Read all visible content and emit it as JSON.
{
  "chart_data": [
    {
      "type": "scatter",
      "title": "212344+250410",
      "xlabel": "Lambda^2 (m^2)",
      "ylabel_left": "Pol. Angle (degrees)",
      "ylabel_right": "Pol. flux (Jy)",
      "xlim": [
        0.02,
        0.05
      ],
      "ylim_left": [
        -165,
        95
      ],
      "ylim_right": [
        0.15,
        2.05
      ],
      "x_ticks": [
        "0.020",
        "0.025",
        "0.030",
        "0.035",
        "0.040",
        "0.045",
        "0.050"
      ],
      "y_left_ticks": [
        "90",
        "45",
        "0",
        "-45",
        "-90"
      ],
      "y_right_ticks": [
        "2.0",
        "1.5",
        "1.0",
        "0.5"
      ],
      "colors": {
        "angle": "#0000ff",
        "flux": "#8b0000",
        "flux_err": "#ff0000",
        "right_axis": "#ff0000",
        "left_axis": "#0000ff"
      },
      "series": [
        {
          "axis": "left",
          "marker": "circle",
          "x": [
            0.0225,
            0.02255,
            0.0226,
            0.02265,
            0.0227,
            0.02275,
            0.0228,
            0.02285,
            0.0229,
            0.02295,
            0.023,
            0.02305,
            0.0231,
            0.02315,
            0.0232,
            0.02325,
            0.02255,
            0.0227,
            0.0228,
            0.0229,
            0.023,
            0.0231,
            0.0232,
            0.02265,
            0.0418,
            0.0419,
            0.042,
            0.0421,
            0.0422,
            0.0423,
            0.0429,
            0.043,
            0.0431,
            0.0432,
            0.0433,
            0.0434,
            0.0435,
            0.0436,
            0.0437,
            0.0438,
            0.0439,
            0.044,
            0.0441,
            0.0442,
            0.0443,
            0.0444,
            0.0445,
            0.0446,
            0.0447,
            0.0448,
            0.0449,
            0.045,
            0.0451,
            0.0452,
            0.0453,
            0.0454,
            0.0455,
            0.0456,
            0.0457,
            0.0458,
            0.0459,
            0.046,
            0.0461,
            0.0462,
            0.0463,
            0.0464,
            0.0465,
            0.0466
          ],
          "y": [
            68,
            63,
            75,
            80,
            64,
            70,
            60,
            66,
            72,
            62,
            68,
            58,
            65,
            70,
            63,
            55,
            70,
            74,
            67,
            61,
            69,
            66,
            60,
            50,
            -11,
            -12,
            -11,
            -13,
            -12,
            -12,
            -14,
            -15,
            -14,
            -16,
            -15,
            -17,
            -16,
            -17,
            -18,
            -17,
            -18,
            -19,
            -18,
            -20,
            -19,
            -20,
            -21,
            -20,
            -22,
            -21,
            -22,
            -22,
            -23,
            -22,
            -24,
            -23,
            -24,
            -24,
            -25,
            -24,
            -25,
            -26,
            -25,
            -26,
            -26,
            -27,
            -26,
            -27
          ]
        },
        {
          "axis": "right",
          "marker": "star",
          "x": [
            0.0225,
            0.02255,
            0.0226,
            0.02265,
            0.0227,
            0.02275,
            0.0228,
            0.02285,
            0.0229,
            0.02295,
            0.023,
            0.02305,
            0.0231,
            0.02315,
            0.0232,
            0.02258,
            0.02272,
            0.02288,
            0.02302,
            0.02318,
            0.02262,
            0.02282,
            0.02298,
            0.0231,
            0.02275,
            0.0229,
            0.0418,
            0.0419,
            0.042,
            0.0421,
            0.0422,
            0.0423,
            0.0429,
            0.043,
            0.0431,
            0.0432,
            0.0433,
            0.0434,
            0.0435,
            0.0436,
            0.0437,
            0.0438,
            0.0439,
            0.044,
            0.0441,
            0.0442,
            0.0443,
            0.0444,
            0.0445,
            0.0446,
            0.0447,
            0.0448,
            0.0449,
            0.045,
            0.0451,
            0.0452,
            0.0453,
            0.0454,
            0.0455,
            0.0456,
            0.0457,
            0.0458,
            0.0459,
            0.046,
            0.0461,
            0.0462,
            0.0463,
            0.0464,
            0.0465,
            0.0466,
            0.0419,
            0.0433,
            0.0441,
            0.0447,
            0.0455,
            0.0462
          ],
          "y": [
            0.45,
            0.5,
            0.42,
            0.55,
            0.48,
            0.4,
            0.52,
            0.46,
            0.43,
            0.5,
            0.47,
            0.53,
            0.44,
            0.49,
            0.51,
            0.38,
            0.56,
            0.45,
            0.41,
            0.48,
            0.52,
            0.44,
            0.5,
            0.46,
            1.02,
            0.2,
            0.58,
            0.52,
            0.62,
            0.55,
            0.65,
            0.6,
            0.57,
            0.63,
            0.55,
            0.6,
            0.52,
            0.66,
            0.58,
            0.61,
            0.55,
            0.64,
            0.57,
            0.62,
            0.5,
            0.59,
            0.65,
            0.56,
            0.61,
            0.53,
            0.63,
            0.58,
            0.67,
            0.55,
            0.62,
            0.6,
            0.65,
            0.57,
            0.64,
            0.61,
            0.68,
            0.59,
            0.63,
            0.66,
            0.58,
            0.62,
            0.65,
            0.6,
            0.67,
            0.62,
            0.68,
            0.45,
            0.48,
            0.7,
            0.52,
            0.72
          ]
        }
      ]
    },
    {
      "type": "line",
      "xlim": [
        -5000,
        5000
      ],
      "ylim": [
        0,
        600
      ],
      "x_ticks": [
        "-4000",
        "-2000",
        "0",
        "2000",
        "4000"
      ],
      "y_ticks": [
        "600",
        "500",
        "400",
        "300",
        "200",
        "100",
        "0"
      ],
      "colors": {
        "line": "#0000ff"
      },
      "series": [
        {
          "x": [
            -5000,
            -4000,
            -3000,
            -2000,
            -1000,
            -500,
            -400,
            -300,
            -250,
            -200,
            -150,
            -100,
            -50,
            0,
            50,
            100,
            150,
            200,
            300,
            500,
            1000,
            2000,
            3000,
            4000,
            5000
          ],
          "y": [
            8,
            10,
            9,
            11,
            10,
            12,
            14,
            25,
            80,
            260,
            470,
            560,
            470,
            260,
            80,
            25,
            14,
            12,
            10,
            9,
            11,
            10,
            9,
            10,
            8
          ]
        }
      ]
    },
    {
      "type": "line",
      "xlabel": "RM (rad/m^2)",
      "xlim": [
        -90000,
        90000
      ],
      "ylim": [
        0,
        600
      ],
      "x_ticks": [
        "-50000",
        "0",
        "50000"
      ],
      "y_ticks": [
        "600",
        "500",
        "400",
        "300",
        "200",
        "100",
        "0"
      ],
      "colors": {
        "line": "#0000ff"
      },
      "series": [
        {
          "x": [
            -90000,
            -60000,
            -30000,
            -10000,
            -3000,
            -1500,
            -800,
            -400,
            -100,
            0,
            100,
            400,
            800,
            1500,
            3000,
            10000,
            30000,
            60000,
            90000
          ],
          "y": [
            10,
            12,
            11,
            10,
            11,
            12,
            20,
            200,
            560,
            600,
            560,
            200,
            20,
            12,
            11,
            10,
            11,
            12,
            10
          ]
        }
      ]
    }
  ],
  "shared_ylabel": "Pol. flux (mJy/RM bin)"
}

--

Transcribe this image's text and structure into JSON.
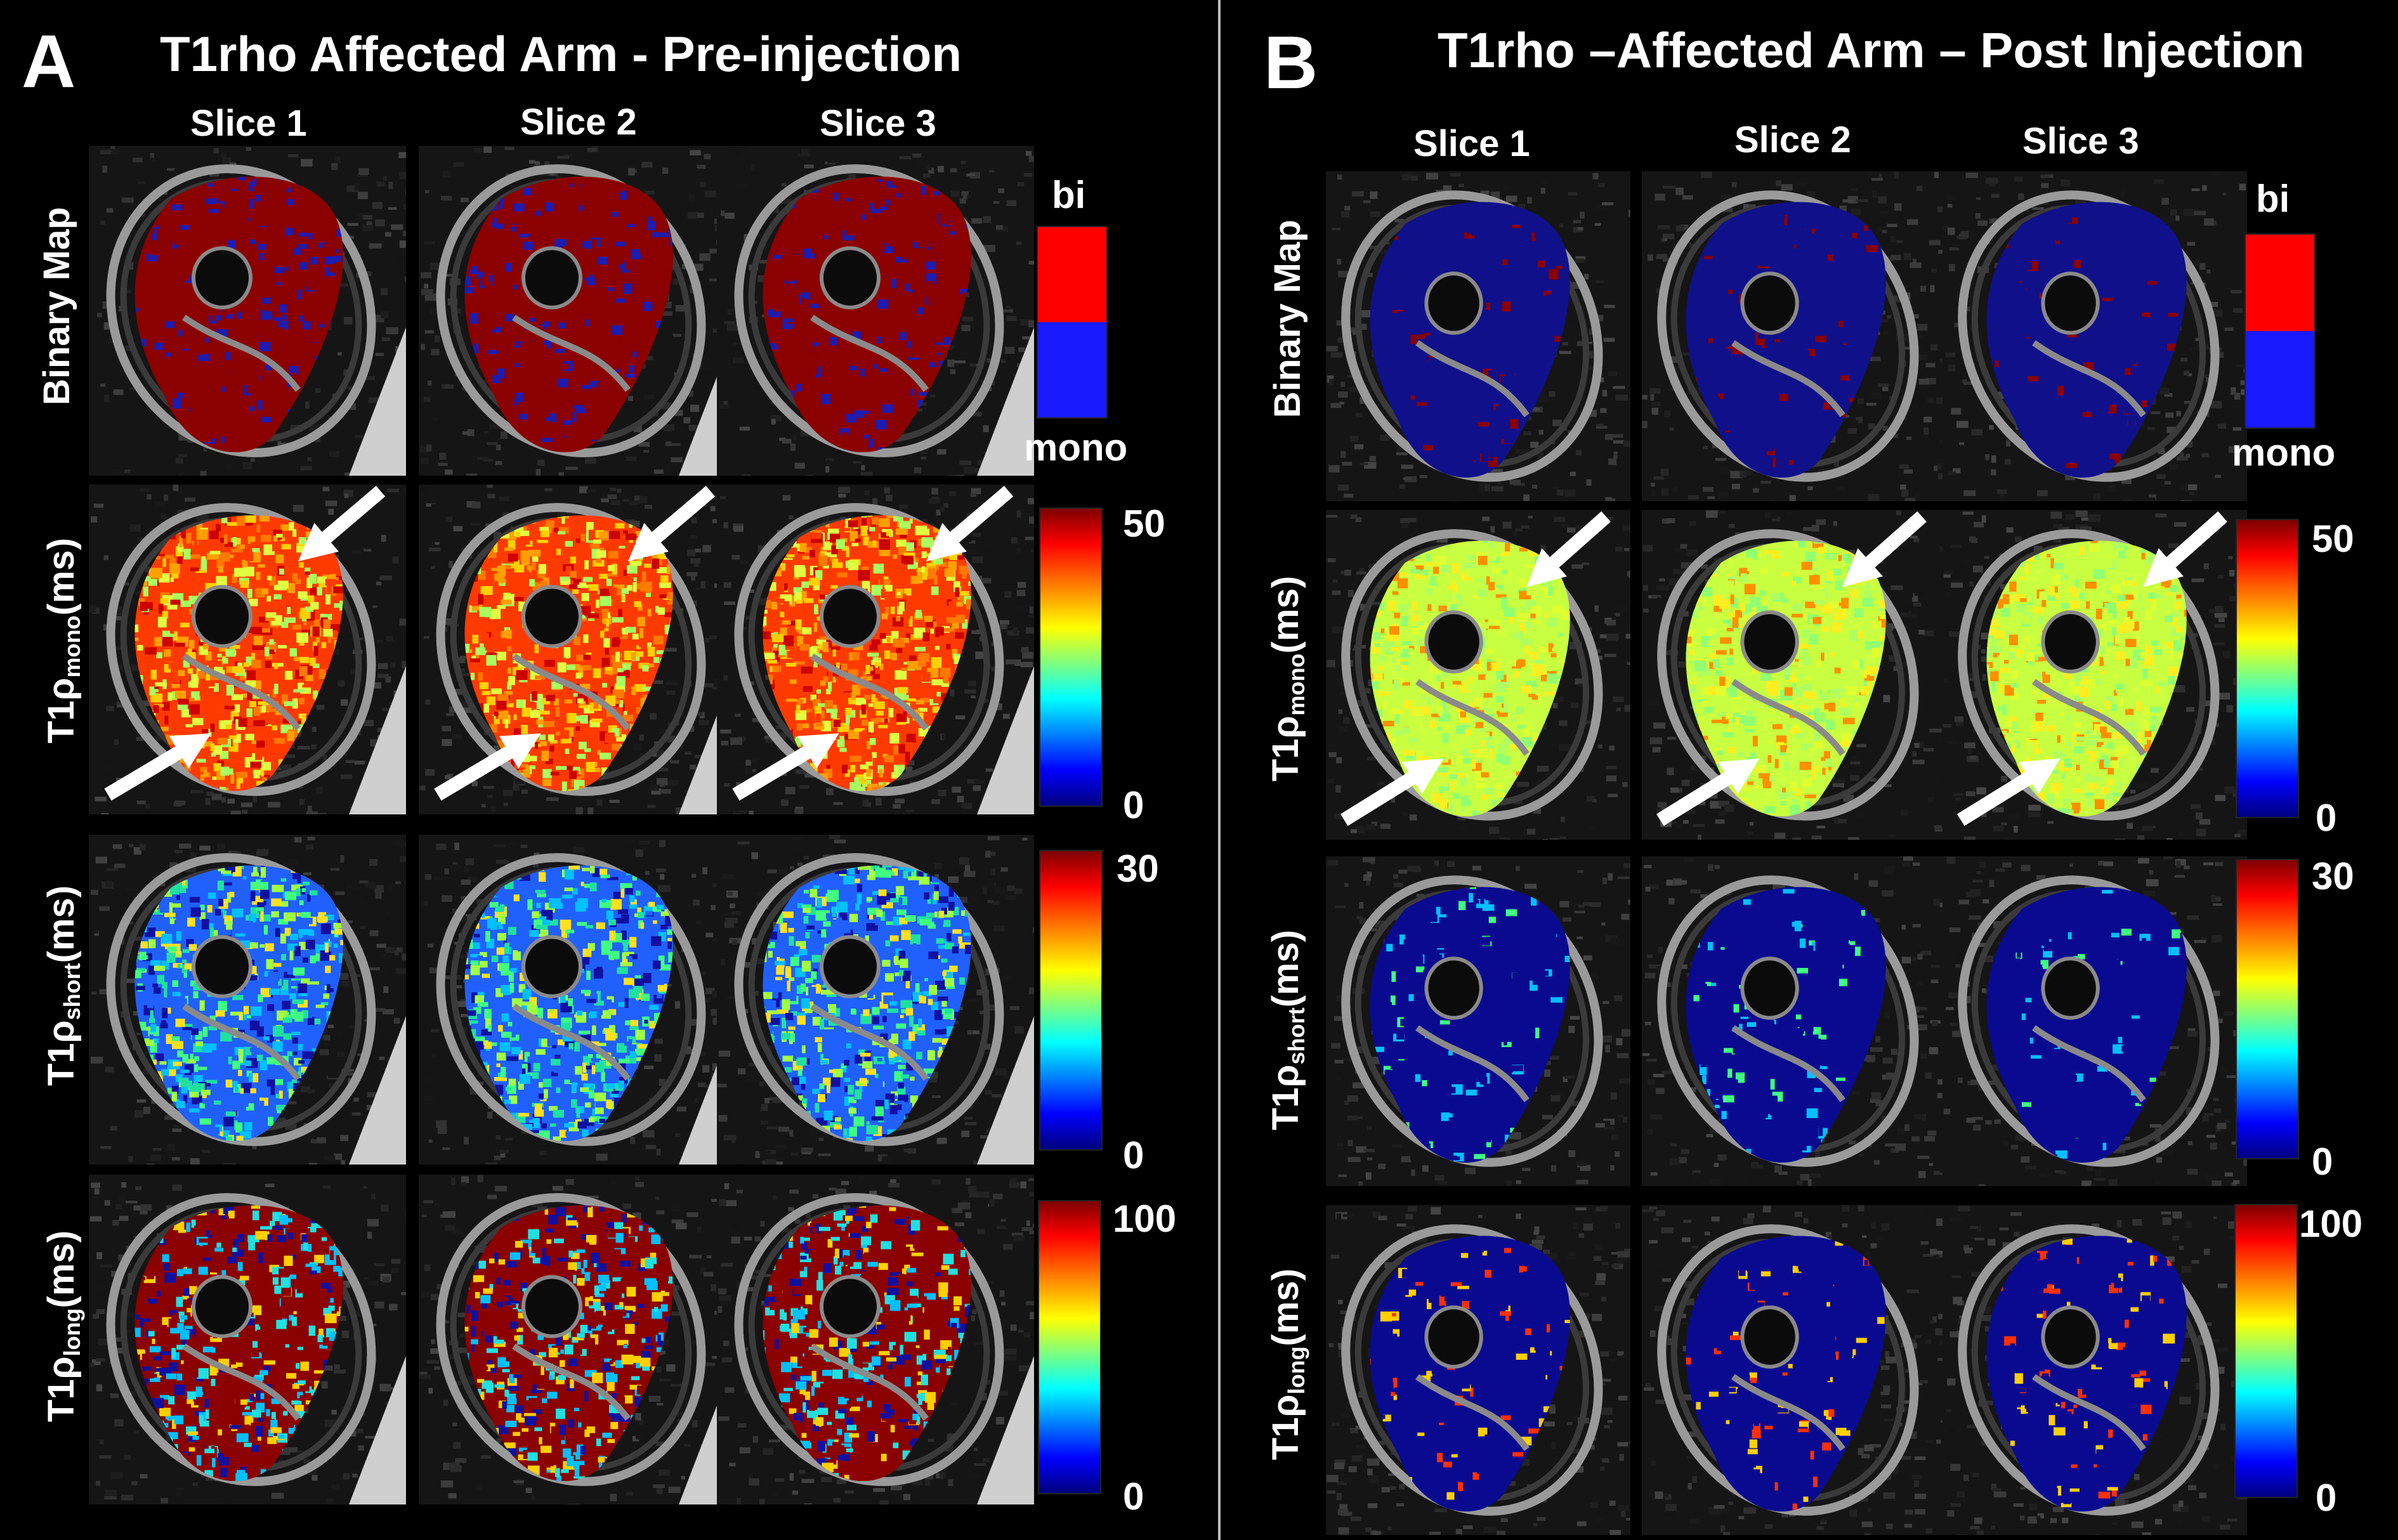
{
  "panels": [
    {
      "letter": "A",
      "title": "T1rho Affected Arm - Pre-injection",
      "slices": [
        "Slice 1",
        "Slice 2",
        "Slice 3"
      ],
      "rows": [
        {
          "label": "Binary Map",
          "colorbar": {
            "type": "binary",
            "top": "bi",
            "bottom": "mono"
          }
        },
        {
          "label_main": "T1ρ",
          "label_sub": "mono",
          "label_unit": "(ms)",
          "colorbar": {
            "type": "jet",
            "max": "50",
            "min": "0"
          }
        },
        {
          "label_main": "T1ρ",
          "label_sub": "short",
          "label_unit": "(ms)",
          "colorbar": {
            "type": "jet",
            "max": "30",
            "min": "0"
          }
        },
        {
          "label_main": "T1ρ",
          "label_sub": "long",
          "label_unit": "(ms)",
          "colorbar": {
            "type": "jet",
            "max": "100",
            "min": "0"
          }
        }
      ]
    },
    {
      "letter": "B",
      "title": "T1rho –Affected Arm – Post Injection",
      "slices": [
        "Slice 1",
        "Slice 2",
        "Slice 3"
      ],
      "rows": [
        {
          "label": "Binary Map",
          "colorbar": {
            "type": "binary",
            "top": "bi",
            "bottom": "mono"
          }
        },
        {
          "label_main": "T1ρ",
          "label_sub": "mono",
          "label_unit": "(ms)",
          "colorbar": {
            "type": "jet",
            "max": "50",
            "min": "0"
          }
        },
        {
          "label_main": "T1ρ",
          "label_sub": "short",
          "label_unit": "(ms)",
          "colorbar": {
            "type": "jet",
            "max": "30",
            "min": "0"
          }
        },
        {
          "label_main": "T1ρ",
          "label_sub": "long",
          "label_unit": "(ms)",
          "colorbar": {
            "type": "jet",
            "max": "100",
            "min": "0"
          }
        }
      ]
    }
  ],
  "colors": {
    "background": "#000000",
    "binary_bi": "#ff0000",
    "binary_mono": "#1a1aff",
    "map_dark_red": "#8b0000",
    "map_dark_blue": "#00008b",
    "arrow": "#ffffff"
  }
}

▶ [WHAT IS BEING ASKED]: Count all lines of the data that include "JSON". The answer is the number alone.

▶ [COMPLETE OUTPUT]: 2